### What needs to be done
Show, in full, each line of the data that contains "водоснабжения".

### Task material
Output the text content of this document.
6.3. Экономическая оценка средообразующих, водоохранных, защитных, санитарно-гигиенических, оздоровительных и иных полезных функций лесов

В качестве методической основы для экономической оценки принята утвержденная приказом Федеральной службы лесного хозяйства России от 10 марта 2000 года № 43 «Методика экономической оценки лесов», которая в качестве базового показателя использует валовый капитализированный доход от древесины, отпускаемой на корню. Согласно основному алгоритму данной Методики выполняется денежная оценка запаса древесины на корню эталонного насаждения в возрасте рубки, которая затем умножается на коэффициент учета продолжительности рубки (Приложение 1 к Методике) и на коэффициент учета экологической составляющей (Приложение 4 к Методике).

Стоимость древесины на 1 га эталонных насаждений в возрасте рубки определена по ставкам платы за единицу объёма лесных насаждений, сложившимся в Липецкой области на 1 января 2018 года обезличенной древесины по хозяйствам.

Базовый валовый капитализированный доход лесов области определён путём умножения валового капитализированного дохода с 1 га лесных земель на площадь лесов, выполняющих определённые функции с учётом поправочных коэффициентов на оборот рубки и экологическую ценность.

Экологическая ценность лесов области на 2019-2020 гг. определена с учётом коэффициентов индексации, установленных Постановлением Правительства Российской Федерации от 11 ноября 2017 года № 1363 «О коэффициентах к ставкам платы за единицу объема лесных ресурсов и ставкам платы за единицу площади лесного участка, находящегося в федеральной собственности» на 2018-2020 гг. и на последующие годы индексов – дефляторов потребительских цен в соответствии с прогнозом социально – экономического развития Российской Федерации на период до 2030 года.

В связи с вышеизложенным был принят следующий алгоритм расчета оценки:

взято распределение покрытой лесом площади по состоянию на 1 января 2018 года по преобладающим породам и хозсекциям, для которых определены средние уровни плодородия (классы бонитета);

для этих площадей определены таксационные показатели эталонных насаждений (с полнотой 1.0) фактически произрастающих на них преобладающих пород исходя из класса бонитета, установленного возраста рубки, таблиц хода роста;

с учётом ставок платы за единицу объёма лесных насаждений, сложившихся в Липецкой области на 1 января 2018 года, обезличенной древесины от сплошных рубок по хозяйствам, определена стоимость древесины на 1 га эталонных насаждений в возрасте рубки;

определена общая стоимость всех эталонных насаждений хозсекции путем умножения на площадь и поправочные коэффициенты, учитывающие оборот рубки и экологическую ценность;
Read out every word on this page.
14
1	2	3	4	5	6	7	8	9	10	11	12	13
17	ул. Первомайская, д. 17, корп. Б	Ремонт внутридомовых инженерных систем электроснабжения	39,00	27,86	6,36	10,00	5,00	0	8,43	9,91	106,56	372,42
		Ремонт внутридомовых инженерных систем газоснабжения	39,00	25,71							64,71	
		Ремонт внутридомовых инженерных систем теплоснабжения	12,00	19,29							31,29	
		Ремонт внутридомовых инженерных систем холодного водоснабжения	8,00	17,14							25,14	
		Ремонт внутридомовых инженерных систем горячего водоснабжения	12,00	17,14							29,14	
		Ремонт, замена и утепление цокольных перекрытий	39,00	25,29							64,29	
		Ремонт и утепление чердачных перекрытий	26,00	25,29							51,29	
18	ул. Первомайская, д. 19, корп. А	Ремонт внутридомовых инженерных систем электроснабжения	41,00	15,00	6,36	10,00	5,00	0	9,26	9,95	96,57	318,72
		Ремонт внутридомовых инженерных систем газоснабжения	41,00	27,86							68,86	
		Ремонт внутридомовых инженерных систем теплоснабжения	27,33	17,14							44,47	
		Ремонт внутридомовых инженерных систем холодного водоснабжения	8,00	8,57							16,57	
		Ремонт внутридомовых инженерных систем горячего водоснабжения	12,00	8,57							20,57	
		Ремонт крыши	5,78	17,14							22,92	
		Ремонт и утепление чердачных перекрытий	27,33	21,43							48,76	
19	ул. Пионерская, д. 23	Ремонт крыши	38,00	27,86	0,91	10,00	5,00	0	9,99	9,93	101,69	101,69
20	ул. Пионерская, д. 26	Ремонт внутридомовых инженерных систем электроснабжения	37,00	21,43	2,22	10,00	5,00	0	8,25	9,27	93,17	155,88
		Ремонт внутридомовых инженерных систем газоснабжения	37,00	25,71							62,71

### Solution
		Ремонт внутридомовых инженерных систем холодного водоснабжения	8,00	17,14							25,14	
		Ремонт внутридомовых инженерных систем горячего водоснабжения	12,00	17,14							29,14	
		Ремонт внутридомовых инженерных систем холодного водоснабжения	8,00	8,57							16,57	
		Ремонт внутридомовых инженерных систем горячего водоснабжения	12,00	8,57							20,57	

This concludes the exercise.